● **THE EXERCISE**
Reproduce the lines of the records below word for word, with nothing changed.

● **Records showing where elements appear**
--------
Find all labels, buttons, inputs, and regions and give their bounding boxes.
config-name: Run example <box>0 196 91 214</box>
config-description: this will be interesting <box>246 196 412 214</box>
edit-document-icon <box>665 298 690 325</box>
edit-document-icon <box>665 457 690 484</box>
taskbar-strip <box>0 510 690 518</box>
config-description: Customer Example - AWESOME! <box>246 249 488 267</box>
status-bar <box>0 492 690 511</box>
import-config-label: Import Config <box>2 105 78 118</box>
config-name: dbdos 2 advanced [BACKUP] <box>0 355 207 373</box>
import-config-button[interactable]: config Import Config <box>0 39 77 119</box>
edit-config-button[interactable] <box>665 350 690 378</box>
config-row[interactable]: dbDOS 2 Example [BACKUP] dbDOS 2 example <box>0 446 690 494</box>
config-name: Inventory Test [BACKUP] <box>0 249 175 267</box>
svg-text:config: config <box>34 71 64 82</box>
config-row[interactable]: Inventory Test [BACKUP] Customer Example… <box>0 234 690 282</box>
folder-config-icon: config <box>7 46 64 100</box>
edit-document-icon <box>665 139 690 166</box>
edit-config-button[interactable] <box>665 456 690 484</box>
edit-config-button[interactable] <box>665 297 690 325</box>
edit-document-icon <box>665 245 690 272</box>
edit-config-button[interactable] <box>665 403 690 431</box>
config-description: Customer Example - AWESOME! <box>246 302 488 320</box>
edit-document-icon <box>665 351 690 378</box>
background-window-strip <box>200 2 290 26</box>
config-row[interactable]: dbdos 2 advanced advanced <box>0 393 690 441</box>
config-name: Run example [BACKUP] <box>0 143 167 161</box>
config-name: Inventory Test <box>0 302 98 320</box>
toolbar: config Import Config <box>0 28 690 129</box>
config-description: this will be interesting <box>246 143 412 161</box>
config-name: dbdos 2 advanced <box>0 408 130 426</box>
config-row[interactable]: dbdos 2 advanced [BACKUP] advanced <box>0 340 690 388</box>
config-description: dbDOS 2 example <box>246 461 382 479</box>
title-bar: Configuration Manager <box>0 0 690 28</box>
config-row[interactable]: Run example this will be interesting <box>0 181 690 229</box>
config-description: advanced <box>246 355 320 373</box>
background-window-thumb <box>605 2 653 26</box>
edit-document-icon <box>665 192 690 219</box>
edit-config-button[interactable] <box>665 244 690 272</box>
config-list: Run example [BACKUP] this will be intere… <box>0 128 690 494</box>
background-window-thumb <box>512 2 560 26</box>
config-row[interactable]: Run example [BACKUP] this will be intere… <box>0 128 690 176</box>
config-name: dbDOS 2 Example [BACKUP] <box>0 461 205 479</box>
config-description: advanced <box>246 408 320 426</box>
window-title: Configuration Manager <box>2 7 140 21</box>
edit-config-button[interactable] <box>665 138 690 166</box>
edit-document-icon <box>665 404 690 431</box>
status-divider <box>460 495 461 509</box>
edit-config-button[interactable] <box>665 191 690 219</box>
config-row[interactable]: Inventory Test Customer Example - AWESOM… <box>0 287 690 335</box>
--------
● **THE RESPONSE**
Find all labels, buttons, inputs, and regions and give their bounding boxes.
config-name: Run example <box>0 196 91 214</box>
config-description: this will be interesting <box>246 196 412 214</box>
edit-document-icon <box>665 298 690 325</box>
edit-document-icon <box>665 457 690 484</box>
taskbar-strip <box>0 510 690 518</box>
config-description: Customer Example - AWESOME! <box>246 249 488 267</box>
status-bar <box>0 492 690 511</box>
import-config-label: Import Config <box>2 105 78 118</box>
config-name: dbdos 2 advanced [BACKUP] <box>0 355 207 373</box>
import-config-button[interactable]: config Import Config <box>0 39 77 119</box>
edit-config-button[interactable] <box>665 350 690 378</box>
config-row[interactable]: dbDOS 2 Example [BACKUP] dbDOS 2 example <box>0 446 690 494</box>
config-name: Inventory Test [BACKUP] <box>0 249 175 267</box>
svg-text:config: config <box>34 71 64 82</box>
config-row[interactable]: Inventory Test [BACKUP] Customer Example… <box>0 234 690 282</box>
folder-config-icon: config <box>7 46 64 100</box>
edit-document-icon <box>665 139 690 166</box>
edit-config-button[interactable] <box>665 456 690 484</box>
edit-config-button[interactable] <box>665 297 690 325</box>
edit-document-icon <box>665 245 690 272</box>
edit-config-button[interactable] <box>665 403 690 431</box>
config-description: Customer Example - AWESOME! <box>246 302 488 320</box>
edit-document-icon <box>665 351 690 378</box>
background-window-strip <box>200 2 290 26</box>
config-row[interactable]: dbdos 2 advanced advanced <box>0 393 690 441</box>
config-name: Run example [BACKUP] <box>0 143 167 161</box>
config-name: Inventory Test <box>0 302 98 320</box>
toolbar: config Import Config <box>0 28 690 129</box>
config-description: this will be interesting <box>246 143 412 161</box>
config-name: dbdos 2 advanced <box>0 408 130 426</box>
config-row[interactable]: dbdos 2 advanced [BACKUP] advanced <box>0 340 690 388</box>
config-description: dbDOS 2 example <box>246 461 382 479</box>
title-bar: Configuration Manager <box>0 0 690 28</box>
config-row[interactable]: Run example this will be interesting <box>0 181 690 229</box>
config-description: advanced <box>246 355 320 373</box>
background-window-thumb <box>605 2 653 26</box>
edit-document-icon <box>665 192 690 219</box>
edit-config-button[interactable] <box>665 244 690 272</box>
config-list: Run example [BACKUP] this will be intere… <box>0 128 690 494</box>
background-window-thumb <box>512 2 560 26</box>
config-row[interactable]: Run example [BACKUP] this will be intere… <box>0 128 690 176</box>
config-name: dbDOS 2 Example [BACKUP] <box>0 461 205 479</box>
config-description: advanced <box>246 408 320 426</box>
window-title: Configuration Manager <box>2 7 140 21</box>
edit-config-button[interactable] <box>665 138 690 166</box>
edit-document-icon <box>665 404 690 431</box>
status-divider <box>460 495 461 509</box>
edit-config-button[interactable] <box>665 191 690 219</box>
config-row[interactable]: Inventory Test Customer Example - AWESOM… <box>0 287 690 335</box>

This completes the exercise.